Study text:
Another example is 0/0. Take the ratio r/s. Now if r=0, this ratio will be zero even if we let s get smaller and smaller. OTOH, if s approaches zero, this ratio will approach infinity (be unbounded), no matter how small r is to start with. On the third hand, if r=s, it doesn't matter that you let them both become as small as you like, the ratio is always 1. So you have 3 answers to the same question.

 

[Tide]

Halls,

I don't believe that Campbell referred to it as a "sine wave." I think use of that term was the OP's creation.

 

[uart]

You can calculate the length along the sine curve and show that's it's most definitely different to a circle.

$$dl = \sqrt{dx^2 + dy^2} = \sqrt{ 1 + (y^{'})^{2}} dx$$

If you let $$y = 1/2 \sin(\pi x)$$ then you get something that's roughly similar to the two halves of a circle with diameter 1.

Then $$y^{'} = \pi/2 \cos(\pi x)$$

and $$l = \int_0^2 \sqrt{ 1 + (\pi/2 \cos(\pi x))^2} dx$$

Numerically evaluating the above integral gives the length along this particular sine curve (y) as $$l \simeq 2.93$$ which is obviously different than Pi.

The authors assertion that the length of the curve remains unchanged when you half the amplitude and double the frequency (and so on) is however correct.

Let $$y1 = 1/4 \sin(2 \pi x)$$

Now $$y1^{'} = \pi/2 \cos(2 \pi x)$$

and $$l1 = \int_0^2 \sqrt{ 1 + (\pi/2 \cos(2 \pi x))^2} dx$$

Substituting $$u=2x$$ (and $$dx = du / 2$$) gives,

$$l1 =1/2 \int_0^4 \sqrt{ 1 + (\pi/2 \cos(\pi u))^2} du$$

Since the integral part of the expression for $$l1$$ is exactly the same as that in $$l$$, except taken over two full periods instead of one, then it's value is exactly twice as large. This cancels the 1/2 out the front of the integral to give $$l1$$ exactly equal to $$l$$.

 

[wisling]

Bump - Found interesting :P

It seems that there is a contradiction in your statement. A wave does not essentially become a straight line unless the (inverse frequency)/amplitude goes to 0. If it does go to 0, the greatest slope of the wave also becomes 0. In the case where the amplitude decreases more quickly than th frequency, the greatest magnitude of slope of the line goes to 0 and the height above and below the normal becomes negligible. In the case where the frequency decreases faster than the amplitude, the distance over which the greatest slope decreases to 0 is negligible. In this case however, the frequency is doubled and the amplitude halved. This essentially keeps the ratio constant and neither of these cases apply so it's length can easily be calculated by multiplying the circumference of the semicircle by however many semicircles there are, which remains pi.

Record excerpts:
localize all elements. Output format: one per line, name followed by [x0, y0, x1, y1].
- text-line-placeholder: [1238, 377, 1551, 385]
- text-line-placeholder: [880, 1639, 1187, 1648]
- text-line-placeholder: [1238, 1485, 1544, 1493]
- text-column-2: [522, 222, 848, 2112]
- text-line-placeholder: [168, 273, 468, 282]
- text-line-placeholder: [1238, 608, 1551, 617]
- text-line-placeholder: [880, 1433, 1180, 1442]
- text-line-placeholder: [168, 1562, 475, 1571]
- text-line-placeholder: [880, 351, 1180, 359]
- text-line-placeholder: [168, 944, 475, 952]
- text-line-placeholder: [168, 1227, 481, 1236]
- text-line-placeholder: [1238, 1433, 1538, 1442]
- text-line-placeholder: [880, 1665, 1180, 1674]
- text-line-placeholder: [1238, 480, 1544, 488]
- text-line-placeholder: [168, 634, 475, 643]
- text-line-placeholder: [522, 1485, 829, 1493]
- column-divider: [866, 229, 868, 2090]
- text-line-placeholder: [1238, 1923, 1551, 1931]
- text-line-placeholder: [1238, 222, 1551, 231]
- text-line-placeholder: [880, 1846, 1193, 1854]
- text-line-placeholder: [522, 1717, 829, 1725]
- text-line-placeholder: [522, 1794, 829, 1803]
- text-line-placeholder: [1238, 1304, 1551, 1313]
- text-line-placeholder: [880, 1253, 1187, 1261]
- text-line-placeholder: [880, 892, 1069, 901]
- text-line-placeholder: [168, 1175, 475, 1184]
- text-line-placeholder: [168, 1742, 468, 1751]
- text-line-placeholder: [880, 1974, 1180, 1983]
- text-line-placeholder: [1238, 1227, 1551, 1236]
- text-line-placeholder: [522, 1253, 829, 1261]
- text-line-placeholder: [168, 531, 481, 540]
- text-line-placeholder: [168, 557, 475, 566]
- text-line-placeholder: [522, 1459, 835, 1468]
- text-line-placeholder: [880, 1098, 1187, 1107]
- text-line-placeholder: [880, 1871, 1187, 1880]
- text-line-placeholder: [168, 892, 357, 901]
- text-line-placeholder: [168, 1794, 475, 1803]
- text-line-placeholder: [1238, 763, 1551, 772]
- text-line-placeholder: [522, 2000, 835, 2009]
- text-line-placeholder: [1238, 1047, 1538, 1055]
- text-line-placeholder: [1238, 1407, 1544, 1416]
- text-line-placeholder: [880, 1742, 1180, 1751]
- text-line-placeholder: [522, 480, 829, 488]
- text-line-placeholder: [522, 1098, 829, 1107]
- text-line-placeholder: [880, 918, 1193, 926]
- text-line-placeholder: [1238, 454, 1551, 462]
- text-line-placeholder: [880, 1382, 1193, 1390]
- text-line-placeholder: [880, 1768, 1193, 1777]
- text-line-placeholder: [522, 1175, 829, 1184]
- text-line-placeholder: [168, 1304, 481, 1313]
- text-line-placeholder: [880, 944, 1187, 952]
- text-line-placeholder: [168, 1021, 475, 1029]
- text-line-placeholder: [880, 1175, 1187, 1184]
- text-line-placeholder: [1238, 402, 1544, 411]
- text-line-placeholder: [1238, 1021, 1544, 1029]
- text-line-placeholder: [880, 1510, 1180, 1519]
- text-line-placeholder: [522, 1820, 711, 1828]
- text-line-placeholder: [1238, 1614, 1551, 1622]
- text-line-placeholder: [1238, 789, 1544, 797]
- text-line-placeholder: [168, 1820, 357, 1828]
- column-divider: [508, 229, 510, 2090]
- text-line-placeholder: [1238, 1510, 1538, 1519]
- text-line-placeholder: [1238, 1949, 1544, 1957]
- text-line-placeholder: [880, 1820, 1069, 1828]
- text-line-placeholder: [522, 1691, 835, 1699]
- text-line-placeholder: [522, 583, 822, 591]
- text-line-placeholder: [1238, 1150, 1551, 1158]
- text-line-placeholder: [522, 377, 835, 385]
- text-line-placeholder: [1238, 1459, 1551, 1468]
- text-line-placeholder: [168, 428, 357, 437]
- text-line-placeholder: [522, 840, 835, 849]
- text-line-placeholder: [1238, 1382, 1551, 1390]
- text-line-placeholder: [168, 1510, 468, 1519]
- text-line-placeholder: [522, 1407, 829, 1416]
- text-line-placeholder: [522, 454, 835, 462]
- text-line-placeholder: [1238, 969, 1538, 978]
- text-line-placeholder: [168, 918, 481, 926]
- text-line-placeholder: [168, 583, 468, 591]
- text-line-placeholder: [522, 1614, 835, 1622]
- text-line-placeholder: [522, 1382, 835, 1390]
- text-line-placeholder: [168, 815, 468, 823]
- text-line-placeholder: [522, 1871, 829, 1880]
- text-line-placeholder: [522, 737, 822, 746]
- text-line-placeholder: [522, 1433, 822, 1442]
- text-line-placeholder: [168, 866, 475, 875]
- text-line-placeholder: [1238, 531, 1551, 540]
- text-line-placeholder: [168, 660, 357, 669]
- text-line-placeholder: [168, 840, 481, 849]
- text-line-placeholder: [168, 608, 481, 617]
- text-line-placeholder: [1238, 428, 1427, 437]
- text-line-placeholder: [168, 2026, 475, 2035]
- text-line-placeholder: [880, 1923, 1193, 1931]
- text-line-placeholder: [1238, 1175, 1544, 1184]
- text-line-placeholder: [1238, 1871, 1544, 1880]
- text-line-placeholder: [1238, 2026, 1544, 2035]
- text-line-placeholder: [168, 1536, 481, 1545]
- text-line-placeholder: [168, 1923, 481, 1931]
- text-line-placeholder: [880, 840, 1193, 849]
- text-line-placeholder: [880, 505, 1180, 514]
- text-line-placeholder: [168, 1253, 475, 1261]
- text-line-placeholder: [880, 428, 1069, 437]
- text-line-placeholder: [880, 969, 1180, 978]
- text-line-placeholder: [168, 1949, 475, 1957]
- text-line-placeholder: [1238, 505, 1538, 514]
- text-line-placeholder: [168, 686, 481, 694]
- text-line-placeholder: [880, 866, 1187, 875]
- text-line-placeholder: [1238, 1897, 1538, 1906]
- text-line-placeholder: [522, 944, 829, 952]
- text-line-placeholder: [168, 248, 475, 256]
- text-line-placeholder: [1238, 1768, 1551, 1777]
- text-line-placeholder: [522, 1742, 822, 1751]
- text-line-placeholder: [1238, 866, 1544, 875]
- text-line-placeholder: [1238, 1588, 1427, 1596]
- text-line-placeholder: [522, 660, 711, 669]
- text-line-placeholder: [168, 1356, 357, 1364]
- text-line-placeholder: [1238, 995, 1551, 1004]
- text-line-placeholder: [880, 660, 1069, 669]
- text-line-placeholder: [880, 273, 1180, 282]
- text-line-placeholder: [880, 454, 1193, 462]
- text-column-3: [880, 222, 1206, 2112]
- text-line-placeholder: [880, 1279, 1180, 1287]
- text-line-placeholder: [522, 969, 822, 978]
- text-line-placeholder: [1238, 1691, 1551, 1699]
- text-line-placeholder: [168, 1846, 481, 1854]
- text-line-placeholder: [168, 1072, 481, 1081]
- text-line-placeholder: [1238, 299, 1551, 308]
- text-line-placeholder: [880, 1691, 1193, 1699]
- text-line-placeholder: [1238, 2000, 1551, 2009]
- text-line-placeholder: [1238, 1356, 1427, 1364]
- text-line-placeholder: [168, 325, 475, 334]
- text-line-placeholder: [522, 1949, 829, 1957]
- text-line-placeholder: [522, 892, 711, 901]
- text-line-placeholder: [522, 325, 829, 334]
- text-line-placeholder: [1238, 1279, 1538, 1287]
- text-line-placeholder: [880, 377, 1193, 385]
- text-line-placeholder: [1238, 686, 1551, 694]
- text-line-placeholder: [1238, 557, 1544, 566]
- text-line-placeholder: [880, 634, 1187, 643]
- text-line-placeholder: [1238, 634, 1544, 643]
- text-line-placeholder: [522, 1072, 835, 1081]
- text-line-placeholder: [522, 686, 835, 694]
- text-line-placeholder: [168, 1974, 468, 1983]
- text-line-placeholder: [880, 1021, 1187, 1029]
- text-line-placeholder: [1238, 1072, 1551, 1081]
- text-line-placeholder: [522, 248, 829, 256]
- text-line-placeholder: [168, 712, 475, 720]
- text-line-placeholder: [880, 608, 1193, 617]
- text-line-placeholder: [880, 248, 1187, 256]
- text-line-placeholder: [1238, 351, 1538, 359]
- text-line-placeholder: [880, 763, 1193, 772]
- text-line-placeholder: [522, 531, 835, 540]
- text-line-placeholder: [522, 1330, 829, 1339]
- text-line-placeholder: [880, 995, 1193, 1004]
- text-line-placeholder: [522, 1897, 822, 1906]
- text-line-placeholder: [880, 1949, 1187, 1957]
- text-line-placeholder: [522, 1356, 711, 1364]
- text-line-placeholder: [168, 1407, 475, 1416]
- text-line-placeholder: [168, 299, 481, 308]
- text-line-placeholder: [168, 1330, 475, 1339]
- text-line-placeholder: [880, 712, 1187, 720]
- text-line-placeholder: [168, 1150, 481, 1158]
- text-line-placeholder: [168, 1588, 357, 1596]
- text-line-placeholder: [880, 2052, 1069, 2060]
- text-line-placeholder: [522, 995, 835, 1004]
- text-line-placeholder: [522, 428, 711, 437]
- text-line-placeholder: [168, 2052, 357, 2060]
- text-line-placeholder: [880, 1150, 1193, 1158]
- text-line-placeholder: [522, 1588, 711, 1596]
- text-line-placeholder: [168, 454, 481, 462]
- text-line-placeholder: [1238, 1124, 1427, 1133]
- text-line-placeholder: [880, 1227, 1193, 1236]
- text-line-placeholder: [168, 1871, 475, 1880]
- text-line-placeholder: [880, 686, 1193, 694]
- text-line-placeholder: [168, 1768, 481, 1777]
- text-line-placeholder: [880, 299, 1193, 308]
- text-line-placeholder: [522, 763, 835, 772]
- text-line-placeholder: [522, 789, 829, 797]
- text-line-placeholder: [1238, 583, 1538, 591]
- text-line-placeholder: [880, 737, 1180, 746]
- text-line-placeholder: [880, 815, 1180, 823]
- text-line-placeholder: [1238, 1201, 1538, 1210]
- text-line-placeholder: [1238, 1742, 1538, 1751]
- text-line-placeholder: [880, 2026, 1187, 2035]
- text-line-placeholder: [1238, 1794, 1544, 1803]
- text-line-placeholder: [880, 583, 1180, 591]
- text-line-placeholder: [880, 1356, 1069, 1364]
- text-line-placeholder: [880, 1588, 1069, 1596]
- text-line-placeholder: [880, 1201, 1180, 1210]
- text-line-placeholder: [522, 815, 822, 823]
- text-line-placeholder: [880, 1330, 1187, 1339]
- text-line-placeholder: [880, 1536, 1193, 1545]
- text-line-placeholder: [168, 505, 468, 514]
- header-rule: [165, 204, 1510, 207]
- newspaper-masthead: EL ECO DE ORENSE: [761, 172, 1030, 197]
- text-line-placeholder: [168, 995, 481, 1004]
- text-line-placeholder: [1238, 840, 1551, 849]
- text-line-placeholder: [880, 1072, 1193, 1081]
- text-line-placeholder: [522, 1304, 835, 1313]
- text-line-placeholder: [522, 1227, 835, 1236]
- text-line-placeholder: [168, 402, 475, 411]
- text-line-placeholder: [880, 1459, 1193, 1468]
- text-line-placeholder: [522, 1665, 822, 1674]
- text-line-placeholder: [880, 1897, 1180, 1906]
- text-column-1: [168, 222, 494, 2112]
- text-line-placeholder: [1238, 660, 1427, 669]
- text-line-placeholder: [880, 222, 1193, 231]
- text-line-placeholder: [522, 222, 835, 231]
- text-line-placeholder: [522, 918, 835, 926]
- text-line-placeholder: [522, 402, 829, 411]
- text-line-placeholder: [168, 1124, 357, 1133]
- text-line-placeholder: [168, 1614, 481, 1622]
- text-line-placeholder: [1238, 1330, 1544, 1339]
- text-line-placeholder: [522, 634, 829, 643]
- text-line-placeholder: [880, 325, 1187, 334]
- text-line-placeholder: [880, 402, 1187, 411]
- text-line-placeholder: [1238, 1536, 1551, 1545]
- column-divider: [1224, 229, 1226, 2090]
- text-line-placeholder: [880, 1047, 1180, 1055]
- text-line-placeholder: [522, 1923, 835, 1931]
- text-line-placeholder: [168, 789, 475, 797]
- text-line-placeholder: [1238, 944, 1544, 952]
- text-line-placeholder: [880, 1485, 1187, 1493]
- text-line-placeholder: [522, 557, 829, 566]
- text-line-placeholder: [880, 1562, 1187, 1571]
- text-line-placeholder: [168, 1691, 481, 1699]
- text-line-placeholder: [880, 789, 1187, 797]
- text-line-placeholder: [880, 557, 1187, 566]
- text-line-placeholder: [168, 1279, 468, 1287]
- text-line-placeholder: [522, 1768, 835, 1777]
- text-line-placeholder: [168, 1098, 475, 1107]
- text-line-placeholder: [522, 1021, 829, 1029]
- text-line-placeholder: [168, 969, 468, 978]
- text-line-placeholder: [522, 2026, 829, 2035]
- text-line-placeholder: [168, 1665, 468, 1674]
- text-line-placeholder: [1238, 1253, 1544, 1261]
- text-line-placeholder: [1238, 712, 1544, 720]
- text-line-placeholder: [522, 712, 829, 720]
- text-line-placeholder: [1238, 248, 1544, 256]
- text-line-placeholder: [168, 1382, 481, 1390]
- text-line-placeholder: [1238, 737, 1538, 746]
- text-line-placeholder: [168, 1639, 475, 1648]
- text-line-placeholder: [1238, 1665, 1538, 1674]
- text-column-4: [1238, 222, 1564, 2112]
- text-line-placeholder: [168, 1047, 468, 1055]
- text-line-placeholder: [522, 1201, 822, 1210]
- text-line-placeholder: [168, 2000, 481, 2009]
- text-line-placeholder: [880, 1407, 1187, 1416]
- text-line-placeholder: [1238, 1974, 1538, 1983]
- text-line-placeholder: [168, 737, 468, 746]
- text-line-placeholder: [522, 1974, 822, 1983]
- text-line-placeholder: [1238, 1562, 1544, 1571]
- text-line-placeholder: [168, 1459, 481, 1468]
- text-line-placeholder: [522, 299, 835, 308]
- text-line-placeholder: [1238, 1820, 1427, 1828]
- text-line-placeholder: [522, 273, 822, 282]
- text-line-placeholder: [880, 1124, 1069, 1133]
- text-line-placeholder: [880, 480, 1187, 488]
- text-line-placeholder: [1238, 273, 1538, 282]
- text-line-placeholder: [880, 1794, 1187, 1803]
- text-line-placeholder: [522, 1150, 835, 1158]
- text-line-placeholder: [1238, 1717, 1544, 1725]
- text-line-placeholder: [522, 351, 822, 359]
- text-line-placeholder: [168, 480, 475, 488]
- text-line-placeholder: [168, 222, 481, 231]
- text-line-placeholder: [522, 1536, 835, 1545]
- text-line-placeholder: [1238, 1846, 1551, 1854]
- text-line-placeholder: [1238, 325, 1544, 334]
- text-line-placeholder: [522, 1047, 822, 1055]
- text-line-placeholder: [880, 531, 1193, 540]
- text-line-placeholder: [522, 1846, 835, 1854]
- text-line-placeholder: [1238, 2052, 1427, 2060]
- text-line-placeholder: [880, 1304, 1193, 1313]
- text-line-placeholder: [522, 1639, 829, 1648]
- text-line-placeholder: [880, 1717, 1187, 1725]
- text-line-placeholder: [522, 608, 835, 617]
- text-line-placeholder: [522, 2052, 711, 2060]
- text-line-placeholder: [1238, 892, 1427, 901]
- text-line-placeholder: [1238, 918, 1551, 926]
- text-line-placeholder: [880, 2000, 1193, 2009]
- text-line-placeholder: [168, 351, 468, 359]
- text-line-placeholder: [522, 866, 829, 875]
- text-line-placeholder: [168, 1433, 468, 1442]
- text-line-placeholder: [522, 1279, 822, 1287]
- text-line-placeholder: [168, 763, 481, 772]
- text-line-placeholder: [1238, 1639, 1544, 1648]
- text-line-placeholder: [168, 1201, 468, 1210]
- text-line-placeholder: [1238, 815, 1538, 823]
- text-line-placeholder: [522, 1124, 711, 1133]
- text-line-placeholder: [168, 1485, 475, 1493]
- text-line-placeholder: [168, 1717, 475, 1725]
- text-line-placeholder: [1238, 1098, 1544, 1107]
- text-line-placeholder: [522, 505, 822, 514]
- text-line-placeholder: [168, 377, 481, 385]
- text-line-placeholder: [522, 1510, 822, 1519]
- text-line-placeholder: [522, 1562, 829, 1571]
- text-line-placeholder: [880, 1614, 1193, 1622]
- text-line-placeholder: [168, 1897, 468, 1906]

Tasks to complete:
A – Reproduce word for word the stretch of the sine-curve thread from "It seems that" through "which remains pi.".
B – In the sine-curve thread, condense the paragraph beginning "Another example is 0/0" into a short bulleted list that keeps its main points.
C – Resume the sine-curve thread from the point where its text stops.

Results:
A –
It seems that there is a contradiction in your statement. A wave does not essentially become a straight line unless the (inverse frequency)/amplitude goes to 0. If it does go to 0, the greatest slope of the wave also becomes 0. In the case where the amplitude decreases more quickly than th frequency, the greatest magnitude of slope of the line goes to 0 and the height above and below the normal becomes negligible. In the case where the frequency decreases faster than the amplitude, the distance over which the greatest slope decreases to 0 is negligible. In this case however, the frequency is doubled and the amplitude halved. This essentially keeps the ratio constant and neither of these cases apply so it's length can easily be calculated by multiplying the circumference of the semicircle by however many semicircles there are, which remains pi.

B –
- 0/0 can be viewed through the ratio r/s.
- If r = 0, the ratio stays zero even as s gets smaller and smaller.
- If s approaches zero, the ratio becomes unbounded, however small r is.
- If r = s, the ratio is always 1, however small both become.
- The same question therefore has three answers.

C –
The example used by Joseph Campbell simply uses a wave whose length is easier to calculate. Whether it is a sinusoidal wave or a semi-circular wave is irrelevant.

 

[ObsessiveMathsFreak]

I believe what you're looking for is something like the following.

If you consider a circular helix given by;
$$\mathbf{x}(s) = \left( \frac{\sqrt{1-a^2}}{\omega}\cos\left(\omega s\right), \frac{\sqrt{1-a^2}}{\omega}\sin\left(\omega s\right) , a s \right)$$

Then, regardless of the value of $$\omega$$, i.e. the frequency, the helix will always have length 1 after it has risen $$a$$ meters. $$a$$ is if you like, the rate of ascent.

With increasing $$\omega$$, the helix loops around more and more, but these loops have smaller and smaller radius, so over the same height, the curves will have the same length.

The curvature and torsions of the curve are (correct me if I'm wrong)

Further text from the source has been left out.